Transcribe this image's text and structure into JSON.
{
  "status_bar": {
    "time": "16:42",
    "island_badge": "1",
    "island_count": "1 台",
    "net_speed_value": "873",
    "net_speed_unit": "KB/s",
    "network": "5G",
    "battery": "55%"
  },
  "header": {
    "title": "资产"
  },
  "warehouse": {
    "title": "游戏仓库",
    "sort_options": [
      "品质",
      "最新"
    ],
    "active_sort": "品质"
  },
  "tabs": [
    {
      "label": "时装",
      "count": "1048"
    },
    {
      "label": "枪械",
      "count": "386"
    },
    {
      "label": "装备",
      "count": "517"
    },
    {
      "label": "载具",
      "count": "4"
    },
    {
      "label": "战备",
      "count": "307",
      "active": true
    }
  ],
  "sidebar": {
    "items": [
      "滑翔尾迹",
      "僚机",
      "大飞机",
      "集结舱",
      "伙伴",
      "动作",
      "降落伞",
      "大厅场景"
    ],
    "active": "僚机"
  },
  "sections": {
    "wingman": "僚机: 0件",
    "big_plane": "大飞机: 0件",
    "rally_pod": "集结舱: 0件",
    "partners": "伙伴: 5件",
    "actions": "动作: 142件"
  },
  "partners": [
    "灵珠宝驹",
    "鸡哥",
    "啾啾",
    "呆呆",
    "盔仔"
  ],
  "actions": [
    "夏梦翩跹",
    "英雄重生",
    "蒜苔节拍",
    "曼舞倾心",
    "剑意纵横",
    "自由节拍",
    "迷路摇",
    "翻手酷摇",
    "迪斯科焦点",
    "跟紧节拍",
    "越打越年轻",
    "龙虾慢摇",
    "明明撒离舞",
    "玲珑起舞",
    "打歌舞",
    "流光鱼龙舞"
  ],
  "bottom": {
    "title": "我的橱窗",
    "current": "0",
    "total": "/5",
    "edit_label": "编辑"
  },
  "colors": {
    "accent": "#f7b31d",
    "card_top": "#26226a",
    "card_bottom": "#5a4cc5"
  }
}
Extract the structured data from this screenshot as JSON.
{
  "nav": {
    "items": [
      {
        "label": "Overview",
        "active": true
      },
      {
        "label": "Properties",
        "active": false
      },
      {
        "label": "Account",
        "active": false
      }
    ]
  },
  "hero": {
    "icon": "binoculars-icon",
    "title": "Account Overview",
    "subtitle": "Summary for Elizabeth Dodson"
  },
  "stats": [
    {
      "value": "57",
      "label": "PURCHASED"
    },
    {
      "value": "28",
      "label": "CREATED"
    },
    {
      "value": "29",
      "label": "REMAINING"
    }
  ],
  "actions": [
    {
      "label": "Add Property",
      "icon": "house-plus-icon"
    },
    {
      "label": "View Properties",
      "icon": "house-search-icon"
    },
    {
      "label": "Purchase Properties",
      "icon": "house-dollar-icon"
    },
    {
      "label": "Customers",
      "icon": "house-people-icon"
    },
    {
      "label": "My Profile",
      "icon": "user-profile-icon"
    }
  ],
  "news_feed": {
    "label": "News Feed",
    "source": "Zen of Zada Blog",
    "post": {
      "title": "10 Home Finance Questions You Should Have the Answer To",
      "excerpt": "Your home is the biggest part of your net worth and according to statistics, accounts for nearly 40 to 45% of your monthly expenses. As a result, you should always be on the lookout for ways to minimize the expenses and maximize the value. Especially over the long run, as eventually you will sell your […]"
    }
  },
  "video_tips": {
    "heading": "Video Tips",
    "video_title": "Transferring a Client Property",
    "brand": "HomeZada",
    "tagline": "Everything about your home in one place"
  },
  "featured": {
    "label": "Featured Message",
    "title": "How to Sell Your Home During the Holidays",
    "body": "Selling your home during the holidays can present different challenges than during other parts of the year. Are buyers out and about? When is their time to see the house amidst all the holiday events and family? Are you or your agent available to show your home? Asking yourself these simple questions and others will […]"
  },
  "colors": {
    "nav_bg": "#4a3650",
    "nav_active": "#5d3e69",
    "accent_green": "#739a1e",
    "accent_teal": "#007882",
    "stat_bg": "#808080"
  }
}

■ **AIM**:
Pull out every line of the entries that includes the word "Overview".

■ **REPLY TO THE EXERCISE**:
        "label": "Overview",
    "title": "Account Overview",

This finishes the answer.